Items listed in a dataset

....

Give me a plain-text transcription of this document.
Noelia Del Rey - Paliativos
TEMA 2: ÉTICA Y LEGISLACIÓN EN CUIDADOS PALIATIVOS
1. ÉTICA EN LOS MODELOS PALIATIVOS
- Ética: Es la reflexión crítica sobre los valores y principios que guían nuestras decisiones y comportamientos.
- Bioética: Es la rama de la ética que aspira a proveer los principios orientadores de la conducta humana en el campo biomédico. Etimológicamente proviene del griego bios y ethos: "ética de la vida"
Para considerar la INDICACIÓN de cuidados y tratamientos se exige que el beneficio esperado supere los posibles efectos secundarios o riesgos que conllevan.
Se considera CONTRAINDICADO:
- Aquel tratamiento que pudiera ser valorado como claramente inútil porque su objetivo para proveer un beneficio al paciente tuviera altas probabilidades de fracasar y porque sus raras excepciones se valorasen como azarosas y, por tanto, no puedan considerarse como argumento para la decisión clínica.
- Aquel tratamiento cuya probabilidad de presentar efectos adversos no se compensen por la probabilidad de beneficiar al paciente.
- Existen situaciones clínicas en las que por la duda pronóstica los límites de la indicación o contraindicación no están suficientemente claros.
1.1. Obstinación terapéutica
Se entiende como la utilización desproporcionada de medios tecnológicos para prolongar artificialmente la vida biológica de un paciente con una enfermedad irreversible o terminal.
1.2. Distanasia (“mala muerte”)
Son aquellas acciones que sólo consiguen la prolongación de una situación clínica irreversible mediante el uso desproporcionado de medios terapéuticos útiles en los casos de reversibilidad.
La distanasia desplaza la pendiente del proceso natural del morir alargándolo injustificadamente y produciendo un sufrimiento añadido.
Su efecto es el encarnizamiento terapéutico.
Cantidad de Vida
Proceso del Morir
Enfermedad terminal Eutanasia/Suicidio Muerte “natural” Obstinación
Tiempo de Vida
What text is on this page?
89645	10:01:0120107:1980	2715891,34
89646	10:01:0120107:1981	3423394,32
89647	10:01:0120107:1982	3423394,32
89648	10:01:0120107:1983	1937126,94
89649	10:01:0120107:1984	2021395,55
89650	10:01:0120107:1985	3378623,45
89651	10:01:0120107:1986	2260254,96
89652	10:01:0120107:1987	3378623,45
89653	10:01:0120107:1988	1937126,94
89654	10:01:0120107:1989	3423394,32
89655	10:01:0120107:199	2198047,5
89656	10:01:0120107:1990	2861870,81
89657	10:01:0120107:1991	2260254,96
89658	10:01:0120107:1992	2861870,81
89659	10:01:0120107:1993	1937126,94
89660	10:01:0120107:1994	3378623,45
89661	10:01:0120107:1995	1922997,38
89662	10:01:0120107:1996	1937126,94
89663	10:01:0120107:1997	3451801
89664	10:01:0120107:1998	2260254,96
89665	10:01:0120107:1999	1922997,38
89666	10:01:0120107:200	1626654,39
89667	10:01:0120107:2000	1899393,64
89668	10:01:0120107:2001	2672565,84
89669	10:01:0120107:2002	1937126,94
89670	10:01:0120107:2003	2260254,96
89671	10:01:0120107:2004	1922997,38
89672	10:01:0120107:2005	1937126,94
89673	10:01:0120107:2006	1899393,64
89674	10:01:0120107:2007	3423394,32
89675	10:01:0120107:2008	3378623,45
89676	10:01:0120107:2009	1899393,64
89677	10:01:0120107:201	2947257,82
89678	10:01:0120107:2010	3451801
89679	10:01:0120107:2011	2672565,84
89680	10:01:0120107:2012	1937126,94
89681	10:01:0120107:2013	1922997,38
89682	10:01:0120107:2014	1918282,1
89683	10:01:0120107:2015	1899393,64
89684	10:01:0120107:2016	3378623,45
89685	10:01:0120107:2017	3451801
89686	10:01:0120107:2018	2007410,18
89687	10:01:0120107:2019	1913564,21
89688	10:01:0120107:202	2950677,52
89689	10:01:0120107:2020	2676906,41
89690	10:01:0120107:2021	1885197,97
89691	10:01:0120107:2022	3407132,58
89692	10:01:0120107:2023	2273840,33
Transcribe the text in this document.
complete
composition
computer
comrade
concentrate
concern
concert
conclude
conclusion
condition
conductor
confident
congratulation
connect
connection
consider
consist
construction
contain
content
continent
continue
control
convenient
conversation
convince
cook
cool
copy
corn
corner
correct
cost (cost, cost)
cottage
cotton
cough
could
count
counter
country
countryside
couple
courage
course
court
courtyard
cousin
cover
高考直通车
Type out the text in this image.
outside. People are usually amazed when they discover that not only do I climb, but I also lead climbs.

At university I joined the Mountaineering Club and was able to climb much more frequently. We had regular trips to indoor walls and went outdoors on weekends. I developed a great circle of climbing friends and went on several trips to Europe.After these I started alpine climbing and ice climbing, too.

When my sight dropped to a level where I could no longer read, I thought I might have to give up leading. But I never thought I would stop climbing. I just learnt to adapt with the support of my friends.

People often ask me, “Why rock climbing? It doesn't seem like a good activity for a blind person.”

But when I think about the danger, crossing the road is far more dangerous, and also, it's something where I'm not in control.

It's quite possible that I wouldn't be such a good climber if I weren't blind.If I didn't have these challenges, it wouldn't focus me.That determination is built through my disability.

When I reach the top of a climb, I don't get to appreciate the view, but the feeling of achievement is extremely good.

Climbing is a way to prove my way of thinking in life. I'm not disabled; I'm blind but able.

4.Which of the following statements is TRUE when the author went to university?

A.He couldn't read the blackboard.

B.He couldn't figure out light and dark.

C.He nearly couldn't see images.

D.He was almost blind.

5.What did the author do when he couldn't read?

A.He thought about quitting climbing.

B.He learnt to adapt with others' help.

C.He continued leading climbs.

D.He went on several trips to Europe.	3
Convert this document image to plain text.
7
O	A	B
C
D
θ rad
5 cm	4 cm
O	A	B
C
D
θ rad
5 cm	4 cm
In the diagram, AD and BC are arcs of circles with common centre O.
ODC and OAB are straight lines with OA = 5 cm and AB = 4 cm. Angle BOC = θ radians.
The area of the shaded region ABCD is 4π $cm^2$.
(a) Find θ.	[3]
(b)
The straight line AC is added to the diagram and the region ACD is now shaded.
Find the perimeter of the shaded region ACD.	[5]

....

Set down all of the data above, word for word.

Correct response:
Give me a plain-text transcription of this document.
Noelia Del Rey - Paliativos
TEMA 2: ÉTICA Y LEGISLACIÓN EN CUIDADOS PALIATIVOS
1. ÉTICA EN LOS MODELOS PALIATIVOS
- Ética: Es la reflexión crítica sobre los valores y principios que guían nuestras decisiones y comportamientos.
- Bioética: Es la rama de la ética que aspira a proveer los principios orientadores de la conducta humana en el campo biomédico. Etimológicamente proviene del griego bios y ethos: "ética de la vida"
Para considerar la INDICACIÓN de cuidados y tratamientos se exige que el beneficio esperado supere los posibles efectos secundarios o riesgos que conllevan.
Se considera CONTRAINDICADO:
- Aquel tratamiento que pudiera ser valorado como claramente inútil porque su objetivo para proveer un beneficio al paciente tuviera altas probabilidades de fracasar y porque sus raras excepciones se valorasen como azarosas y, por tanto, no puedan considerarse como argumento para la decisión clínica.
- Aquel tratamiento cuya probabilidad de presentar efectos adversos no se compensen por la probabilidad de beneficiar al paciente.
- Existen situaciones clínicas en las que por la duda pronóstica los límites de la indicación o contraindicación no están suficientemente claros.
1.1. Obstinación terapéutica
Se entiende como la utilización desproporcionada de medios tecnológicos para prolongar artificialmente la vida biológica de un paciente con una enfermedad irreversible o terminal.
1.2. Distanasia (“mala muerte”)
Son aquellas acciones que sólo consiguen la prolongación de una situación clínica irreversible mediante el uso desproporcionado de medios terapéuticos útiles en los casos de reversibilidad.
La distanasia desplaza la pendiente del proceso natural del morir alargándolo injustificadamente y produciendo un sufrimiento añadido.
Su efecto es el encarnizamiento terapéutico.
Cantidad de Vida
Proceso del Morir
Enfermedad terminal Eutanasia/Suicidio Muerte “natural” Obstinación
Tiempo de Vida
What text is on this page?
89645	10:01:0120107:1980	2715891,34
89646	10:01:0120107:1981	3423394,32
89647	10:01:0120107:1982	3423394,32
89648	10:01:0120107:1983	1937126,94
89649	10:01:0120107:1984	2021395,55
89650	10:01:0120107:1985	3378623,45
89651	10:01:0120107:1986	2260254,96
89652	10:01:0120107:1987	3378623,45
89653	10:01:0120107:1988	1937126,94
89654	10:01:0120107:1989	3423394,32
89655	10:01:0120107:199	2198047,5
89656	10:01:0120107:1990	2861870,81
89657	10:01:0120107:1991	2260254,96
89658	10:01:0120107:1992	2861870,81
89659	10:01:0120107:1993	1937126,94
89660	10:01:0120107:1994	3378623,45
89661	10:01:0120107:1995	1922997,38
89662	10:01:0120107:1996	1937126,94
89663	10:01:0120107:1997	3451801
89664	10:01:0120107:1998	2260254,96
89665	10:01:0120107:1999	1922997,38
89666	10:01:0120107:200	1626654,39
89667	10:01:0120107:2000	1899393,64
89668	10:01:0120107:2001	2672565,84
89669	10:01:0120107:2002	1937126,94
89670	10:01:0120107:2003	2260254,96
89671	10:01:0120107:2004	1922997,38
89672	10:01:0120107:2005	1937126,94
89673	10:01:0120107:2006	1899393,64
89674	10:01:0120107:2007	3423394,32
89675	10:01:0120107:2008	3378623,45
89676	10:01:0120107:2009	1899393,64
89677	10:01:0120107:201	2947257,82
89678	10:01:0120107:2010	3451801
89679	10:01:0120107:2011	2672565,84
89680	10:01:0120107:2012	1937126,94
89681	10:01:0120107:2013	1922997,38
89682	10:01:0120107:2014	1918282,1
89683	10:01:0120107:2015	1899393,64
89684	10:01:0120107:2016	3378623,45
89685	10:01:0120107:2017	3451801
89686	10:01:0120107:2018	2007410,18
89687	10:01:0120107:2019	1913564,21
89688	10:01:0120107:202	2950677,52
89689	10:01:0120107:2020	2676906,41
89690	10:01:0120107:2021	1885197,97
89691	10:01:0120107:2022	3407132,58
89692	10:01:0120107:2023	2273840,33
Transcribe the text in this document.
complete
composition
computer
comrade
concentrate
concern
concert
conclude
conclusion
condition
conductor
confident
congratulation
connect
connection
consider
consist
construction
contain
content
continent
continue
control
convenient
conversation
convince
cook
cool
copy
corn
corner
correct
cost (cost, cost)
cottage
cotton
cough
could
count
counter
country
countryside
couple
courage
course
court
courtyard
cousin
cover
高考直通车
Type out the text in this image.
outside. People are usually amazed when they discover that not only do I climb, but I also lead climbs.

At university I joined the Mountaineering Club and was able to climb much more frequently. We had regular trips to indoor walls and went outdoors on weekends. I developed a great circle of climbing friends and went on several trips to Europe.After these I started alpine climbing and ice climbing, too.

When my sight dropped to a level where I could no longer read, I thought I might have to give up leading. But I never thought I would stop climbing. I just learnt to adapt with the support of my friends.

People often ask me, “Why rock climbing? It doesn't seem like a good activity for a blind person.”

But when I think about the danger, crossing the road is far more dangerous, and also, it's something where I'm not in control.

It's quite possible that I wouldn't be such a good climber if I weren't blind.If I didn't have these challenges, it wouldn't focus me.That determination is built through my disability.

When I reach the top of a climb, I don't get to appreciate the view, but the feeling of achievement is extremely good.

Climbing is a way to prove my way of thinking in life. I'm not disabled; I'm blind but able.

4.Which of the following statements is TRUE when the author went to university?

A.He couldn't read the blackboard.

B.He couldn't figure out light and dark.

C.He nearly couldn't see images.

D.He was almost blind.

5.What did the author do when he couldn't read?

A.He thought about quitting climbing.

B.He learnt to adapt with others' help.

C.He continued leading climbs.

D.He went on several trips to Europe.	3
Convert this document image to plain text.
7
O	A	B
C
D
θ rad
5 cm	4 cm
O	A	B
C
D
θ rad
5 cm	4 cm
In the diagram, AD and BC are arcs of circles with common centre O.
ODC and OAB are straight lines with OA = 5 cm and AB = 4 cm. Angle BOC = θ radians.
The area of the shaded region ABCD is 4π $cm^2$.
(a) Find θ.	[3]
(b)
The straight line AC is added to the diagram and the region ACD is now shaded.
Find the perimeter of the shaded region ACD.	[5]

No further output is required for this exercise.